> Challenge a: In the regex question, what output does the asker want for the input nsfnje (19(33)22) sfssf?

> Document segment:
════════

Reputation: 2205
Apologies for the ambiguous title, but I don't know how to word my problem in such a way that makes sense in a single sentence.
So I have some simple regex code to extract code between brackets.
^.*\((.*)\).*
This successfully works in Python with the following code.
m = re.search( "^.*\((.*)\).*" ,input)
if m:
print(m.groups()[0])
My problem occurs when a closing bracket )
may be inside the outermost brackets. For example, my current code when given
nsfnje (19(33)22) sfssf
as an input would return
19(33
but I would like it to return.
19(33)22
I'm not sure how to fix this, so any help would be appreciated!
Upvotes: 5
Views: 5210
Reputation: 13641
You code does not give 19(33
, it gives 33)22
.
The problem is that the ^.*
at the start of your regex matches all the way up to the last (
in the string, whereas you actually want to match from the first (
in the string.

════════

> Rows:

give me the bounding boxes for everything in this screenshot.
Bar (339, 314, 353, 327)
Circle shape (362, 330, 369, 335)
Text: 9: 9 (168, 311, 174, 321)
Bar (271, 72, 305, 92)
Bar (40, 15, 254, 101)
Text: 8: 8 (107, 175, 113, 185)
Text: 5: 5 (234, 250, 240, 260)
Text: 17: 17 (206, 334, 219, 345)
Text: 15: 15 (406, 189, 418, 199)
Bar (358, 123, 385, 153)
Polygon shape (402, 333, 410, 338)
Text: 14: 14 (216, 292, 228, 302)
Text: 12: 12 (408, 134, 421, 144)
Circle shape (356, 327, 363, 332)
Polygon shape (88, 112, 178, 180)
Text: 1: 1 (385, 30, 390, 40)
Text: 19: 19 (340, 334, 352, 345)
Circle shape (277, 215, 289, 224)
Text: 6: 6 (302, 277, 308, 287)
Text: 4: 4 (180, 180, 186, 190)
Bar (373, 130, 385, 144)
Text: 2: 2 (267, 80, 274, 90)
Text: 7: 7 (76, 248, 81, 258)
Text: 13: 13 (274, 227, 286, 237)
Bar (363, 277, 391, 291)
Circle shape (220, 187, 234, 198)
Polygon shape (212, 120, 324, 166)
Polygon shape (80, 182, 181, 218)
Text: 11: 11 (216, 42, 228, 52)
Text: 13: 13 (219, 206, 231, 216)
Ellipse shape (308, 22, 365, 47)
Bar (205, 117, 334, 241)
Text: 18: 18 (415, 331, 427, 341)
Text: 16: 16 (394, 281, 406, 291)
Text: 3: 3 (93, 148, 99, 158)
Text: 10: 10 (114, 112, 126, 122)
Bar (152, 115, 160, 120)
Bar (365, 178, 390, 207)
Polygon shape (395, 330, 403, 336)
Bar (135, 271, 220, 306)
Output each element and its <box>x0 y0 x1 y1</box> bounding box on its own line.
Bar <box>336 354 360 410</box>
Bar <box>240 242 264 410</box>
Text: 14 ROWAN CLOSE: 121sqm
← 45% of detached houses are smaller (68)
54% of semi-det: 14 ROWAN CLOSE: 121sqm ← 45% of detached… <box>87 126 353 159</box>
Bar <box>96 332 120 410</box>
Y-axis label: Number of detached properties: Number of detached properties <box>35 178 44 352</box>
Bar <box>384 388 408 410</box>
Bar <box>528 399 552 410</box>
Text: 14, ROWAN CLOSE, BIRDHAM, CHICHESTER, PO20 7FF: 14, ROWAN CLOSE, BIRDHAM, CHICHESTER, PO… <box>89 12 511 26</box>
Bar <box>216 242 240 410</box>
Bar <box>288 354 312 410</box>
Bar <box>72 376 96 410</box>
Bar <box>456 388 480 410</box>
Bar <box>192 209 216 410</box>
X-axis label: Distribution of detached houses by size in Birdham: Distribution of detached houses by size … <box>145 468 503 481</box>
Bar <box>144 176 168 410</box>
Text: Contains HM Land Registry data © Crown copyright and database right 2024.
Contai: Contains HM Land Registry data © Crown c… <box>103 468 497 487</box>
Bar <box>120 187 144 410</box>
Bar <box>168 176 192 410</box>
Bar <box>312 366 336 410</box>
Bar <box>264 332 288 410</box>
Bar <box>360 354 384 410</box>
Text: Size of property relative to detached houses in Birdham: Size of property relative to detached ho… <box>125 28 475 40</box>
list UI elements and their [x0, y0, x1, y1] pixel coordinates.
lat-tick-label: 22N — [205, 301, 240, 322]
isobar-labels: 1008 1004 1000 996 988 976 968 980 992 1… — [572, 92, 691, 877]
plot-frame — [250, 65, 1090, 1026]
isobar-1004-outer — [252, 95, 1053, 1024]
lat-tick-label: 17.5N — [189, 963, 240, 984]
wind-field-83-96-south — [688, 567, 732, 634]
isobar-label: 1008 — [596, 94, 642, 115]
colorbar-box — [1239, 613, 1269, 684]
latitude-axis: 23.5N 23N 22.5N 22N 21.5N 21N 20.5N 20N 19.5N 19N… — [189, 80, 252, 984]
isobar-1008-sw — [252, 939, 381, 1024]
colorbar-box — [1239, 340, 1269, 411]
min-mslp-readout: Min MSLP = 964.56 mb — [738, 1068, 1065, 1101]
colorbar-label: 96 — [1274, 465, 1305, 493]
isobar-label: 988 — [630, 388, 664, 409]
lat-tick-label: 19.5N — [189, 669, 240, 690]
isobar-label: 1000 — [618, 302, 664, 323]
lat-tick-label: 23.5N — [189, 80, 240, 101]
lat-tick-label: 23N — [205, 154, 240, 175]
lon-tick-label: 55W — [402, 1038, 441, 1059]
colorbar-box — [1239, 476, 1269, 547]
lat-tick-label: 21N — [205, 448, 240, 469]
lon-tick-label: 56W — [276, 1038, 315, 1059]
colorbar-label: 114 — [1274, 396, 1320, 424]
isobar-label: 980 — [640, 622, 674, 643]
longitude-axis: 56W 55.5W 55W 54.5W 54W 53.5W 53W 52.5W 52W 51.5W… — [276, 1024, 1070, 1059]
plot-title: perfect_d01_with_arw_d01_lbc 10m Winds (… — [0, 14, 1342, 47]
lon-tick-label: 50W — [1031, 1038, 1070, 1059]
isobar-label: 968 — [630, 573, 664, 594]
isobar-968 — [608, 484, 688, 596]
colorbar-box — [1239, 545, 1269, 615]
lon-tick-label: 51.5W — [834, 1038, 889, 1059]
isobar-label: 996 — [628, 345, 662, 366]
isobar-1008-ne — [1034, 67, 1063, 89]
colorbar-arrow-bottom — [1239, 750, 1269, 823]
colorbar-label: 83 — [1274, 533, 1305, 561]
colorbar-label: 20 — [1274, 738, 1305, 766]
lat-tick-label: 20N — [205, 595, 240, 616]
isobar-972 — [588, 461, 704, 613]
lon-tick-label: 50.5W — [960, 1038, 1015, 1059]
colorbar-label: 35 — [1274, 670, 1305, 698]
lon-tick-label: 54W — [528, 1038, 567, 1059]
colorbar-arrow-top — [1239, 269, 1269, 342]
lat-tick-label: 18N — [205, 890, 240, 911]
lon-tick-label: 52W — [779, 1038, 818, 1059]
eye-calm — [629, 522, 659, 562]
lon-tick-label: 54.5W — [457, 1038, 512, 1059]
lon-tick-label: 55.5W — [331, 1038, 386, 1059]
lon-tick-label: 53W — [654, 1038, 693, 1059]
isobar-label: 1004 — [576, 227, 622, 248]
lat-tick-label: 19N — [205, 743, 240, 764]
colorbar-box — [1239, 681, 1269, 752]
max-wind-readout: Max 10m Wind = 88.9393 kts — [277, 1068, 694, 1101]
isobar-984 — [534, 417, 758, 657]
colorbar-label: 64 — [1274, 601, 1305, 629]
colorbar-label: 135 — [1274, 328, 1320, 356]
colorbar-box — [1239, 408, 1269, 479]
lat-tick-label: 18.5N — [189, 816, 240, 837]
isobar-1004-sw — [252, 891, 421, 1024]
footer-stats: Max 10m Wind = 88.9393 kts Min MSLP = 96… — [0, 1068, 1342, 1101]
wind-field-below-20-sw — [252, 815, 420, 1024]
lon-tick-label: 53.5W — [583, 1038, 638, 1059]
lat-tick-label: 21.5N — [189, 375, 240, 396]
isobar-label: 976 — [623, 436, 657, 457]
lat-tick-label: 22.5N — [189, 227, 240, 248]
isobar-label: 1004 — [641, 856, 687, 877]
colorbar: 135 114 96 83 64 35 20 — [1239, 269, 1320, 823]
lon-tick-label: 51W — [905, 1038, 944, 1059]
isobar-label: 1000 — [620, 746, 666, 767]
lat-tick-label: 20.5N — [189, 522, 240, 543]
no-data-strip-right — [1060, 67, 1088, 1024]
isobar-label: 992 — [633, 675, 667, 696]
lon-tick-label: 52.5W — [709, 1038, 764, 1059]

════════

> Challenge b: Rewrite the entries from their first line through the line containing "Circle shape (356, 327, 363, 332)", replacing "Bar" with "Column" and leaving everything else unchanged.

> Written reply a: 19(33)22

> Written reply b:
give me the bounding boxes for everything in this screenshot.
Column (339, 314, 353, 327)
Circle shape (362, 330, 369, 335)
Text: 9: 9 (168, 311, 174, 321)
Column (271, 72, 305, 92)
Column (40, 15, 254, 101)
Text: 8: 8 (107, 175, 113, 185)
Text: 5: 5 (234, 250, 240, 260)
Text: 17: 17 (206, 334, 219, 345)
Text: 15: 15 (406, 189, 418, 199)
Column (358, 123, 385, 153)
Polygon shape (402, 333, 410, 338)
Text: 14: 14 (216, 292, 228, 302)
Text: 12: 12 (408, 134, 421, 144)
Circle shape (356, 327, 363, 332)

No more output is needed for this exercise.